EXERCISE AIM: Print the whole listing exactly.
====== PROVIDED INFORMATION
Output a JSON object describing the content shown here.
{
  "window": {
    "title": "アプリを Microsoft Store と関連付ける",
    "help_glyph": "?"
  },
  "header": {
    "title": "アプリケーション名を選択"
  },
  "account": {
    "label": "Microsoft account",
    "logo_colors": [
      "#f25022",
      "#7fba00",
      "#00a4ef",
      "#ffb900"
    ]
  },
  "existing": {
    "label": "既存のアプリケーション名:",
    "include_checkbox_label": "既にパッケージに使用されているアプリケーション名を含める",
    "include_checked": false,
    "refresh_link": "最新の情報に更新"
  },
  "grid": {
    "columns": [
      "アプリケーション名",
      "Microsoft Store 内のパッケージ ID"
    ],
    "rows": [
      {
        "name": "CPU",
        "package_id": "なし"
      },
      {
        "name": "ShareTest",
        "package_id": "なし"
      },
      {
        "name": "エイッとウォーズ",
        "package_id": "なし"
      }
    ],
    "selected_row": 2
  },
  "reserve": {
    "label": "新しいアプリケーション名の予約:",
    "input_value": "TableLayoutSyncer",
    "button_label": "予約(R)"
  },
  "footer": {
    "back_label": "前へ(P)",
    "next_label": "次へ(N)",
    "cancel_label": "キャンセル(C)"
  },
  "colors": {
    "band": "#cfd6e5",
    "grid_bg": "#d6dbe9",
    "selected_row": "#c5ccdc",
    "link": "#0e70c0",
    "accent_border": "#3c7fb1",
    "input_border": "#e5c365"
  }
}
============
EXERCISE RESPONSE:
Output a JSON object describing the content shown here.
{
  "window": {
    "title": "アプリを Microsoft Store と関連付ける",
    "help_glyph": "?"
  },
  "header": {
    "title": "アプリケーション名を選択"
  },
  "account": {
    "label": "Microsoft account",
    "logo_colors": [
      "#f25022",
      "#7fba00",
      "#00a4ef",
      "#ffb900"
    ]
  },
  "existing": {
    "label": "既存のアプリケーション名:",
    "include_checkbox_label": "既にパッケージに使用されているアプリケーション名を含める",
    "include_checked": false,
    "refresh_link": "最新の情報に更新"
  },
  "grid": {
    "columns": [
      "アプリケーション名",
      "Microsoft Store 内のパッケージ ID"
    ],
    "rows": [
      {
        "name": "CPU",
        "package_id": "なし"
      },
      {
        "name": "ShareTest",
        "package_id": "なし"
      },
      {
        "name": "エイッとウォーズ",
        "package_id": "なし"
      }
    ],
    "selected_row": 2
  },
  "reserve": {
    "label": "新しいアプリケーション名の予約:",
    "input_value": "TableLayoutSyncer",
    "button_label": "予約(R)"
  },
  "footer": {
    "back_label": "前へ(P)",
    "next_label": "次へ(N)",
    "cancel_label": "キャンセル(C)"
  },
  "colors": {
    "band": "#cfd6e5",
    "grid_bg": "#d6dbe9",
    "selected_row": "#c5ccdc",
    "link": "#0e70c0",
    "accent_border": "#3c7fb1",
    "input_border": "#e5c365"
  }
}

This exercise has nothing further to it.